◆ **Required work**:
Copy each line that contains the string "adTypeText".

◆ **Input material**:

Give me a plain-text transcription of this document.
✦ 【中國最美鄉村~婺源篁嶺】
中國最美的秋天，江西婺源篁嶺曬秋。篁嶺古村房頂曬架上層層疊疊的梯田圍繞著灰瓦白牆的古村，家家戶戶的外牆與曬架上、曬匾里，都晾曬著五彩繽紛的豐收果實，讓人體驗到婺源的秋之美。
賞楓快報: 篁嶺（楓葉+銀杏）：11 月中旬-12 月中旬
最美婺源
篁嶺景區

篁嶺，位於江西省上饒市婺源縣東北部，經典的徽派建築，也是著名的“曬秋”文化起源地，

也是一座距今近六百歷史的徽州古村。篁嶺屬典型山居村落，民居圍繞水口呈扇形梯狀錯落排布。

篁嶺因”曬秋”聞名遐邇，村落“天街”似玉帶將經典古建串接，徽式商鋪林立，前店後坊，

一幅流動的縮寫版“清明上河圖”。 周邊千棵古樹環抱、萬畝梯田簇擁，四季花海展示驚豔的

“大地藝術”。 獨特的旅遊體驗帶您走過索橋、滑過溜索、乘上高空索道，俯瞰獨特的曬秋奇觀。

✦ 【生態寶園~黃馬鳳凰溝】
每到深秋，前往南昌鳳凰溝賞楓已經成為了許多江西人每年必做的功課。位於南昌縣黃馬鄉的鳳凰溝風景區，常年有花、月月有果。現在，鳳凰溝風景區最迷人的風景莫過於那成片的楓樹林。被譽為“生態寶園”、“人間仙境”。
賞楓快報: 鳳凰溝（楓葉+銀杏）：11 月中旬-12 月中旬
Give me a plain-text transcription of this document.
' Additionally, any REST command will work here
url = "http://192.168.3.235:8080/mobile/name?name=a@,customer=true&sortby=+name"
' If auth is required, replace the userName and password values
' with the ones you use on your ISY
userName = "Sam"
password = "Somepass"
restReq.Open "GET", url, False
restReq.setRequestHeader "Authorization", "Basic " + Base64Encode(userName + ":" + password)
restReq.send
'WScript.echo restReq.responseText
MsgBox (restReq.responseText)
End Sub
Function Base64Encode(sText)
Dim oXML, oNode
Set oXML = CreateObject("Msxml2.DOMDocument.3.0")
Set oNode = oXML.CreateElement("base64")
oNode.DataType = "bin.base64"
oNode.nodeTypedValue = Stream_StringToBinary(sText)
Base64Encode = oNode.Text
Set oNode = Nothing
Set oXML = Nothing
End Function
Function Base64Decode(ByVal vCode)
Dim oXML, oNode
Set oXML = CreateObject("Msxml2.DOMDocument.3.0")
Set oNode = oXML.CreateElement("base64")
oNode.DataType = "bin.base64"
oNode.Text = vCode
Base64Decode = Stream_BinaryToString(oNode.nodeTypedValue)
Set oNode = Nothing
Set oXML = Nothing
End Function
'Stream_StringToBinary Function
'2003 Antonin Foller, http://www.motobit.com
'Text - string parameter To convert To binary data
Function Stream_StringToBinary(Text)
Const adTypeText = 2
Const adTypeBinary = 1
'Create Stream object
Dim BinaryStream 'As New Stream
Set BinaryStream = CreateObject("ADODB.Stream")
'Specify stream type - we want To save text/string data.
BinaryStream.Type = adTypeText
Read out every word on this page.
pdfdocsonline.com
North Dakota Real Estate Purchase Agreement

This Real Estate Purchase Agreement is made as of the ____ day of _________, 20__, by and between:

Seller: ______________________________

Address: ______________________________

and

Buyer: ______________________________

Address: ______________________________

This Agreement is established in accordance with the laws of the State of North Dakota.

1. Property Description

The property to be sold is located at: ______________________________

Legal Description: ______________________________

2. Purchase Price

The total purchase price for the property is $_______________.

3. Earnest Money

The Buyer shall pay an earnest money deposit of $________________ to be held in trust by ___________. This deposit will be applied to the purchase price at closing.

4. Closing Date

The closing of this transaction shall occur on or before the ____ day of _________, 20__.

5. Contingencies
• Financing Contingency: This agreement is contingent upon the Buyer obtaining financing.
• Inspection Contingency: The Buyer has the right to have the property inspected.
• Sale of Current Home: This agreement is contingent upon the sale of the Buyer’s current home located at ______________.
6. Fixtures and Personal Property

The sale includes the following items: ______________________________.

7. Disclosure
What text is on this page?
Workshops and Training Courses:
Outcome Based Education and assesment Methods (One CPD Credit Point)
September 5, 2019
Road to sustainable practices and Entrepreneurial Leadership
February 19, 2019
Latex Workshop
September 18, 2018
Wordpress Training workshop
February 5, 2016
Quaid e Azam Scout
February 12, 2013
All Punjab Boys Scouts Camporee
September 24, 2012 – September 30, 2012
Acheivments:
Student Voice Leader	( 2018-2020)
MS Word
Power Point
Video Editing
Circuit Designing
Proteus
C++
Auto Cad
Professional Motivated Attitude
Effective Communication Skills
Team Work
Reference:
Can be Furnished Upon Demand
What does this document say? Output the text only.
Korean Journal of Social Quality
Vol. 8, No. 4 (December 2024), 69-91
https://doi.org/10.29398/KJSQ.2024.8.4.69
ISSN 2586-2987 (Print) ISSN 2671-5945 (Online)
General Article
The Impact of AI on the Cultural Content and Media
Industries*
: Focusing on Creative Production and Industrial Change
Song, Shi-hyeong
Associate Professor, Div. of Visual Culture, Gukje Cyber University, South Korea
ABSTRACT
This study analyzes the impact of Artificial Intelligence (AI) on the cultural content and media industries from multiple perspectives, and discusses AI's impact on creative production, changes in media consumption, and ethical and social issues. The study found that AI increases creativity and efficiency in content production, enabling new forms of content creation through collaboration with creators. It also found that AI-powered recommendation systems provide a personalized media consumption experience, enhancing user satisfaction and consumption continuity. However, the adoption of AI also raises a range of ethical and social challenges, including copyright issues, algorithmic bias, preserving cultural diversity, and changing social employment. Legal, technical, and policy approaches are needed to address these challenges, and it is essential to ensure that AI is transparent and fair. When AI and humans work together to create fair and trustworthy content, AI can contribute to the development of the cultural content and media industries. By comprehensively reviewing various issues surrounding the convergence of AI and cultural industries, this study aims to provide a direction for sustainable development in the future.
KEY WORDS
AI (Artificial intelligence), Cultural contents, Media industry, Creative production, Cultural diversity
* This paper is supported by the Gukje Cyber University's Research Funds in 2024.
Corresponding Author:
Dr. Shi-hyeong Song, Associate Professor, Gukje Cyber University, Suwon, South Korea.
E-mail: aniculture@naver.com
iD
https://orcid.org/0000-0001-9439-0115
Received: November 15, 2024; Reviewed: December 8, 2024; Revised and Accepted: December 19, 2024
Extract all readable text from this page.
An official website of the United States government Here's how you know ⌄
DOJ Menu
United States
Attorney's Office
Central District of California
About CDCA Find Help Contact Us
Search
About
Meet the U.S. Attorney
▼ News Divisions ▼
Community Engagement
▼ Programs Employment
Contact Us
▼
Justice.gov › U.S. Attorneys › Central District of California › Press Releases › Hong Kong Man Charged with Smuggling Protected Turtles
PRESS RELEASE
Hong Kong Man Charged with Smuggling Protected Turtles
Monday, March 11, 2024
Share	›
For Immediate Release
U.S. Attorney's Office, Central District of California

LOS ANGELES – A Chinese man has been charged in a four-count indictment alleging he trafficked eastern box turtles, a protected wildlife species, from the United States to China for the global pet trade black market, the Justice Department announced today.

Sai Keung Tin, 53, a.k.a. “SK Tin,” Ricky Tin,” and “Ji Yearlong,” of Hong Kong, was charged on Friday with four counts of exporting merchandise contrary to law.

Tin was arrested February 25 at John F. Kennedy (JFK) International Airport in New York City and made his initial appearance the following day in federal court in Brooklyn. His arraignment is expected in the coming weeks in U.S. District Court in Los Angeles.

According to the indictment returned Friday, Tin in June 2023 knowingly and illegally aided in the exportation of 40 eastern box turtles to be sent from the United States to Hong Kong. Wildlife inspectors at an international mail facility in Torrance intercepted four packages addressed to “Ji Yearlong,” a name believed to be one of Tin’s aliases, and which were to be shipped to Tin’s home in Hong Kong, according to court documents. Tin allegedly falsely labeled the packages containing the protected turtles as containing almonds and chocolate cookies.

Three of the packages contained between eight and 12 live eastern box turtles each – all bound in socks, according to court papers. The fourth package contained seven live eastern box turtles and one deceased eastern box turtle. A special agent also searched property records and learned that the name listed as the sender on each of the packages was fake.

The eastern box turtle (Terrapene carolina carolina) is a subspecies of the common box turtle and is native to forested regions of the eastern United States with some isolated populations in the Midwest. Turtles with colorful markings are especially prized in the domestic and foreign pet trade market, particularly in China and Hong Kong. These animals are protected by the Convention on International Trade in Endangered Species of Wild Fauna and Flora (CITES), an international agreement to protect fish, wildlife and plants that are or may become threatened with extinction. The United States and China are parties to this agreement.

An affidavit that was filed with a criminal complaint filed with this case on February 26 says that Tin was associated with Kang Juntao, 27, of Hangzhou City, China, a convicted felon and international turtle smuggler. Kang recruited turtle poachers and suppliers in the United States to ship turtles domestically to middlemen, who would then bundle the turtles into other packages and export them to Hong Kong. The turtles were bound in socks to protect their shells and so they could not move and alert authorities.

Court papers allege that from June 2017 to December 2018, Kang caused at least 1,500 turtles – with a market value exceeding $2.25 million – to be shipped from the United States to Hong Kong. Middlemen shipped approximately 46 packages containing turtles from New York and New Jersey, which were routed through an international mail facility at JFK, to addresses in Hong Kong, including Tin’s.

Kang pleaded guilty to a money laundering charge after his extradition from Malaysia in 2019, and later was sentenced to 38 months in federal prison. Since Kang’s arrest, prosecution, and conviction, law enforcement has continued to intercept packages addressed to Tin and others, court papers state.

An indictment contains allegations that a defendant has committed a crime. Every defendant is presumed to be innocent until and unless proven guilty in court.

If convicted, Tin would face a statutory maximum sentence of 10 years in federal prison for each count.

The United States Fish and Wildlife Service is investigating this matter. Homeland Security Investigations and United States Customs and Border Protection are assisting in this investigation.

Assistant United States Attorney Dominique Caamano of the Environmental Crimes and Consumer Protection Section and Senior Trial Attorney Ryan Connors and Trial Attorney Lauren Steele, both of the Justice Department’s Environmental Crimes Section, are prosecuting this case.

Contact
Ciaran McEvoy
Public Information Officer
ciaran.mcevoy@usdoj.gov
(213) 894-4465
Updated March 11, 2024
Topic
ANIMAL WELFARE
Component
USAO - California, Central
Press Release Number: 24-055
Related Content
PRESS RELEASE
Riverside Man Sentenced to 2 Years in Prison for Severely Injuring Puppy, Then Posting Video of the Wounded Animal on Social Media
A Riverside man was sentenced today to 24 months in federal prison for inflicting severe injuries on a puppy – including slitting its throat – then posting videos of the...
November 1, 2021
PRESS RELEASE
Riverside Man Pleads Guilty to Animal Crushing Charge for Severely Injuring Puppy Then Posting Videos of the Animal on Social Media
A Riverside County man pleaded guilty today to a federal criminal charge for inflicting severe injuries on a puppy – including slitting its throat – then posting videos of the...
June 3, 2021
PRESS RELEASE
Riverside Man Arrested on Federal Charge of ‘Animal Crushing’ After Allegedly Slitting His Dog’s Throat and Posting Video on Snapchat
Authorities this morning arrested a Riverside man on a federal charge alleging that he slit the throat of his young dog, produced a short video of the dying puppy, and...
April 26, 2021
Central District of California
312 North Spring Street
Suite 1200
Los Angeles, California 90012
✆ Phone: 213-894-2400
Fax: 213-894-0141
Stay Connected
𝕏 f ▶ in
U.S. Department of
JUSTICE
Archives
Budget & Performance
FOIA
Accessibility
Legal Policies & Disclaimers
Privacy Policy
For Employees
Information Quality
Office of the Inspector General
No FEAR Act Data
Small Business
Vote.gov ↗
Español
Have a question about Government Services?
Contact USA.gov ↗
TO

◆ **Complete response**:
Const adTypeText = 2
BinaryStream.Type = adTypeText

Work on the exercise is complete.